-- START OF Records shown --

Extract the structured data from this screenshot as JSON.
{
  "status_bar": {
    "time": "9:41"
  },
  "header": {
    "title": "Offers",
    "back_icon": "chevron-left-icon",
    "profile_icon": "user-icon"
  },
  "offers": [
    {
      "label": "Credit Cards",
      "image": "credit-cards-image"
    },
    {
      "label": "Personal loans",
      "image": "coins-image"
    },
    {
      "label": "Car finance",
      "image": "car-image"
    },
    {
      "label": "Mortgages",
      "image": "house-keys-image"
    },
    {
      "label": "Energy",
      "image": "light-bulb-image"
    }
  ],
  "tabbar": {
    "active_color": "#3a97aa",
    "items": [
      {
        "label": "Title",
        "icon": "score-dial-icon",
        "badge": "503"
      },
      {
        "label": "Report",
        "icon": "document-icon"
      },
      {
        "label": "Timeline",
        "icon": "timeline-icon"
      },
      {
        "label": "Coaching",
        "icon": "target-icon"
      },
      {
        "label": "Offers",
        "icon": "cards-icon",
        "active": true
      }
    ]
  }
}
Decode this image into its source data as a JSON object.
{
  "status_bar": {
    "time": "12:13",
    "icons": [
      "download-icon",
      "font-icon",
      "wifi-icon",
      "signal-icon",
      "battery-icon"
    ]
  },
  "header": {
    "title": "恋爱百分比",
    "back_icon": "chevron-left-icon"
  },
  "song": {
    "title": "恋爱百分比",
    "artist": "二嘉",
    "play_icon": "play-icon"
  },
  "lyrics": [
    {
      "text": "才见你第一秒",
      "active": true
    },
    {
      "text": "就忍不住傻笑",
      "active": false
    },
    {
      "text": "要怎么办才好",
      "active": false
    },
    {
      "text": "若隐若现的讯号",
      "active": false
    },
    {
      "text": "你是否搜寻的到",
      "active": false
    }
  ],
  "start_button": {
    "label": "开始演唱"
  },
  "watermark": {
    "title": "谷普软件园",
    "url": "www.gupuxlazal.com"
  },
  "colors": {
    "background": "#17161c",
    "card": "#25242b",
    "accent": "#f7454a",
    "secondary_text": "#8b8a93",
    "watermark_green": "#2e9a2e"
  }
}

-- END OF Records shown --

Instructions to follow: Repeat the whole listing exactly, keeping every line intact.

Output for this exercise:
Extract the structured data from this screenshot as JSON.
{
  "status_bar": {
    "time": "9:41"
  },
  "header": {
    "title": "Offers",
    "back_icon": "chevron-left-icon",
    "profile_icon": "user-icon"
  },
  "offers": [
    {
      "label": "Credit Cards",
      "image": "credit-cards-image"
    },
    {
      "label": "Personal loans",
      "image": "coins-image"
    },
    {
      "label": "Car finance",
      "image": "car-image"
    },
    {
      "label": "Mortgages",
      "image": "house-keys-image"
    },
    {
      "label": "Energy",
      "image": "light-bulb-image"
    }
  ],
  "tabbar": {
    "active_color": "#3a97aa",
    "items": [
      {
        "label": "Title",
        "icon": "score-dial-icon",
        "badge": "503"
      },
      {
        "label": "Report",
        "icon": "document-icon"
      },
      {
        "label": "Timeline",
        "icon": "timeline-icon"
      },
      {
        "label": "Coaching",
        "icon": "target-icon"
      },
      {
        "label": "Offers",
        "icon": "cards-icon",
        "active": true
      }
    ]
  }
}
Decode this image into its source data as a JSON object.
{
  "status_bar": {
    "time": "12:13",
    "icons": [
      "download-icon",
      "font-icon",
      "wifi-icon",
      "signal-icon",
      "battery-icon"
    ]
  },
  "header": {
    "title": "恋爱百分比",
    "back_icon": "chevron-left-icon"
  },
  "song": {
    "title": "恋爱百分比",
    "artist": "二嘉",
    "play_icon": "play-icon"
  },
  "lyrics": [
    {
      "text": "才见你第一秒",
      "active": true
    },
    {
      "text": "就忍不住傻笑",
      "active": false
    },
    {
      "text": "要怎么办才好",
      "active": false
    },
    {
      "text": "若隐若现的讯号",
      "active": false
    },
    {
      "text": "你是否搜寻的到",
      "active": false
    }
  ],
  "start_button": {
    "label": "开始演唱"
  },
  "watermark": {
    "title": "谷普软件园",
    "url": "www.gupuxlazal.com"
  },
  "colors": {
    "background": "#17161c",
    "card": "#25242b",
    "accent": "#f7454a",
    "secondary_text": "#8b8a93",
    "watermark_green": "#2e9a2e"
  }
}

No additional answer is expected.